• WHAT YOU NEED TO DO
Copy each of the following entries word for word, without changing anything.

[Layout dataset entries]
________________________
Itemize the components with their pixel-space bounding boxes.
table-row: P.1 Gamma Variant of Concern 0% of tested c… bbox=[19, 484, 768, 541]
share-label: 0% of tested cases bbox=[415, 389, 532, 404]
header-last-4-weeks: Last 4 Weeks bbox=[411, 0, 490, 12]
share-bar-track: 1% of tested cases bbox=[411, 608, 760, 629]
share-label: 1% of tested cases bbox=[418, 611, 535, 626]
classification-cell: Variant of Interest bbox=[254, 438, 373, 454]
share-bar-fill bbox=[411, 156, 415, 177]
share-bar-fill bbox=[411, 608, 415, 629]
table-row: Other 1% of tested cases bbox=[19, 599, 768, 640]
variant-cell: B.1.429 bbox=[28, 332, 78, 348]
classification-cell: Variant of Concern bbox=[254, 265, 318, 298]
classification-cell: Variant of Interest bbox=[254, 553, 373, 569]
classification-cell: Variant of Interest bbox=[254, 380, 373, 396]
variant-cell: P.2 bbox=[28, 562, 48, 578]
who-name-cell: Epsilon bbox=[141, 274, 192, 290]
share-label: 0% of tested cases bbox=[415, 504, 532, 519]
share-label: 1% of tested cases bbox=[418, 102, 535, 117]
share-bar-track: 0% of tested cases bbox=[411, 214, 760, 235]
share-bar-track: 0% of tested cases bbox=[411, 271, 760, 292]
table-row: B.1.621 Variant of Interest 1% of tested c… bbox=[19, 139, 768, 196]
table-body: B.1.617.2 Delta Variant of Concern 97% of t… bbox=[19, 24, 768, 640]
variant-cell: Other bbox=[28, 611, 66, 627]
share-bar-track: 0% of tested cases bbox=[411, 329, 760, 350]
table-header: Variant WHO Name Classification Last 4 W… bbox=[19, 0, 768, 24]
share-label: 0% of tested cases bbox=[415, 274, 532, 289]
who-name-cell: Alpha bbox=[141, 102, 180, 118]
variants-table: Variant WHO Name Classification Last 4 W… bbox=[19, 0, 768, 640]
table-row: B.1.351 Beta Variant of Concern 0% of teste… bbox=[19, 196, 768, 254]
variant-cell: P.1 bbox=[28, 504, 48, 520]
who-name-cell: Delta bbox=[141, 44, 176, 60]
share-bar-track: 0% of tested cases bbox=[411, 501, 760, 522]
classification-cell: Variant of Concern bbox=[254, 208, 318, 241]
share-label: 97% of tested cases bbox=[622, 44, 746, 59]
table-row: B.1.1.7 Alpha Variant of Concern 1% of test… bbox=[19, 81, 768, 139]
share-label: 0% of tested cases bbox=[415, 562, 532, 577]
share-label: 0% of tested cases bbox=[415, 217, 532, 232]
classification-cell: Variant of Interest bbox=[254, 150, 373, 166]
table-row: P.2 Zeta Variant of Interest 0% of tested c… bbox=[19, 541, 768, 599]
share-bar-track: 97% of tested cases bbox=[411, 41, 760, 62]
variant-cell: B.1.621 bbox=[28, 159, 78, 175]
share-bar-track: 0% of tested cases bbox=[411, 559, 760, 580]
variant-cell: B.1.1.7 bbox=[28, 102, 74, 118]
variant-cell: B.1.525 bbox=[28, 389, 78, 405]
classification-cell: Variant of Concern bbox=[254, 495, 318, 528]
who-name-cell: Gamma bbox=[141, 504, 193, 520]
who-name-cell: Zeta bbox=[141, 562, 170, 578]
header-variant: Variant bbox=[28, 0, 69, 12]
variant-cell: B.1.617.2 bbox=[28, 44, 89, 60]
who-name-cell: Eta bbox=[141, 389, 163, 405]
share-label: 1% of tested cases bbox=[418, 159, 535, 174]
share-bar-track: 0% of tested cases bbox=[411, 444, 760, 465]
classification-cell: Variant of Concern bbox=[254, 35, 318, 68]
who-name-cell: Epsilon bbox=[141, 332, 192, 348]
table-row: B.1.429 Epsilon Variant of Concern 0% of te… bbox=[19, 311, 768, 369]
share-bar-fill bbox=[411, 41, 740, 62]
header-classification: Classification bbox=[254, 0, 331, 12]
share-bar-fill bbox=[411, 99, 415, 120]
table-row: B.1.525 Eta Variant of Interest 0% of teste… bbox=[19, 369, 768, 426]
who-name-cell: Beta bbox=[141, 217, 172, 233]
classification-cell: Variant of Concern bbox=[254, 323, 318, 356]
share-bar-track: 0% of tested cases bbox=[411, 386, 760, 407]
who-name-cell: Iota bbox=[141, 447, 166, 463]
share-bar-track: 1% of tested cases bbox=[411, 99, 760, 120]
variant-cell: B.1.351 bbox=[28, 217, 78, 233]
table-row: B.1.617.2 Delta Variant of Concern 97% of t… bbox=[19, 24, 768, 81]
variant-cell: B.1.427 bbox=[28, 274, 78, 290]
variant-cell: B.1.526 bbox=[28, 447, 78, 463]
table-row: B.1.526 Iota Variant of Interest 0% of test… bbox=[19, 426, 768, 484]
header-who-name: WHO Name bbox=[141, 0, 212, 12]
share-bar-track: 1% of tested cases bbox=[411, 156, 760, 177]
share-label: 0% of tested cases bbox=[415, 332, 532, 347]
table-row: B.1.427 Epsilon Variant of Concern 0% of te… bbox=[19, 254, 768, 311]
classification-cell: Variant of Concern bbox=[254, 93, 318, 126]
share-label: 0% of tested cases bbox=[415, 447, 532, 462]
________________________
• ANSWER
Itemize the components with their pixel-space bounding boxes.
table-row: P.1 Gamma Variant of Concern 0% of tested c… bbox=[19, 484, 768, 541]
share-label: 0% of tested cases bbox=[415, 389, 532, 404]
header-last-4-weeks: Last 4 Weeks bbox=[411, 0, 490, 12]
share-bar-track: 1% of tested cases bbox=[411, 608, 760, 629]
share-label: 1% of tested cases bbox=[418, 611, 535, 626]
classification-cell: Variant of Interest bbox=[254, 438, 373, 454]
share-bar-fill bbox=[411, 156, 415, 177]
share-bar-fill bbox=[411, 608, 415, 629]
table-row: Other 1% of tested cases bbox=[19, 599, 768, 640]
variant-cell: B.1.429 bbox=[28, 332, 78, 348]
classification-cell: Variant of Concern bbox=[254, 265, 318, 298]
classification-cell: Variant of Interest bbox=[254, 553, 373, 569]
classification-cell: Variant of Interest bbox=[254, 380, 373, 396]
variant-cell: P.2 bbox=[28, 562, 48, 578]
who-name-cell: Epsilon bbox=[141, 274, 192, 290]
share-label: 0% of tested cases bbox=[415, 504, 532, 519]
share-label: 1% of tested cases bbox=[418, 102, 535, 117]
share-bar-track: 0% of tested cases bbox=[411, 214, 760, 235]
share-bar-track: 0% of tested cases bbox=[411, 271, 760, 292]
table-row: B.1.621 Variant of Interest 1% of tested c… bbox=[19, 139, 768, 196]
table-body: B.1.617.2 Delta Variant of Concern 97% of t… bbox=[19, 24, 768, 640]
variant-cell: Other bbox=[28, 611, 66, 627]
share-bar-track: 0% of tested cases bbox=[411, 329, 760, 350]
table-header: Variant WHO Name Classification Last 4 W… bbox=[19, 0, 768, 24]
share-label: 0% of tested cases bbox=[415, 274, 532, 289]
who-name-cell: Alpha bbox=[141, 102, 180, 118]
variants-table: Variant WHO Name Classification Last 4 W… bbox=[19, 0, 768, 640]
table-row: B.1.351 Beta Variant of Concern 0% of teste… bbox=[19, 196, 768, 254]
variant-cell: P.1 bbox=[28, 504, 48, 520]
who-name-cell: Delta bbox=[141, 44, 176, 60]
share-bar-track: 0% of tested cases bbox=[411, 501, 760, 522]
classification-cell: Variant of Concern bbox=[254, 208, 318, 241]
share-label: 97% of tested cases bbox=[622, 44, 746, 59]
table-row: B.1.1.7 Alpha Variant of Concern 1% of test… bbox=[19, 81, 768, 139]
share-label: 0% of tested cases bbox=[415, 562, 532, 577]
share-label: 0% of tested cases bbox=[415, 217, 532, 232]
classification-cell: Variant of Interest bbox=[254, 150, 373, 166]
table-row: P.2 Zeta Variant of Interest 0% of tested c… bbox=[19, 541, 768, 599]
share-bar-track: 97% of tested cases bbox=[411, 41, 760, 62]
variant-cell: B.1.621 bbox=[28, 159, 78, 175]
share-bar-track: 0% of tested cases bbox=[411, 559, 760, 580]
variant-cell: B.1.1.7 bbox=[28, 102, 74, 118]
variant-cell: B.1.525 bbox=[28, 389, 78, 405]
classification-cell: Variant of Concern bbox=[254, 495, 318, 528]
who-name-cell: Gamma bbox=[141, 504, 193, 520]
who-name-cell: Zeta bbox=[141, 562, 170, 578]
header-variant: Variant bbox=[28, 0, 69, 12]
variant-cell: B.1.617.2 bbox=[28, 44, 89, 60]
who-name-cell: Eta bbox=[141, 389, 163, 405]
share-label: 1% of tested cases bbox=[418, 159, 535, 174]
share-bar-track: 0% of tested cases bbox=[411, 444, 760, 465]
classification-cell: Variant of Concern bbox=[254, 35, 318, 68]
who-name-cell: Epsilon bbox=[141, 332, 192, 348]
table-row: B.1.429 Epsilon Variant of Concern 0% of te… bbox=[19, 311, 768, 369]
share-bar-fill bbox=[411, 41, 740, 62]
header-classification: Classification bbox=[254, 0, 331, 12]
share-bar-fill bbox=[411, 99, 415, 120]
table-row: B.1.525 Eta Variant of Interest 0% of teste… bbox=[19, 369, 768, 426]
who-name-cell: Beta bbox=[141, 217, 172, 233]
classification-cell: Variant of Concern bbox=[254, 323, 318, 356]
share-bar-track: 0% of tested cases bbox=[411, 386, 760, 407]
who-name-cell: Iota bbox=[141, 447, 166, 463]
share-bar-track: 1% of tested cases bbox=[411, 99, 760, 120]
variant-cell: B.1.351 bbox=[28, 217, 78, 233]
table-row: B.1.617.2 Delta Variant of Concern 97% of t… bbox=[19, 24, 768, 81]
variant-cell: B.1.427 bbox=[28, 274, 78, 290]
variant-cell: B.1.526 bbox=[28, 447, 78, 463]
table-row: B.1.526 Iota Variant of Interest 0% of test… bbox=[19, 426, 768, 484]
header-who-name: WHO Name bbox=[141, 0, 212, 12]
share-bar-track: 1% of tested cases bbox=[411, 156, 760, 177]
share-label: 0% of tested cases bbox=[415, 332, 532, 347]
table-row: B.1.427 Epsilon Variant of Concern 0% of te… bbox=[19, 254, 768, 311]
classification-cell: Variant of Concern bbox=[254, 93, 318, 126]
share-label: 0% of tested cases bbox=[415, 447, 532, 462]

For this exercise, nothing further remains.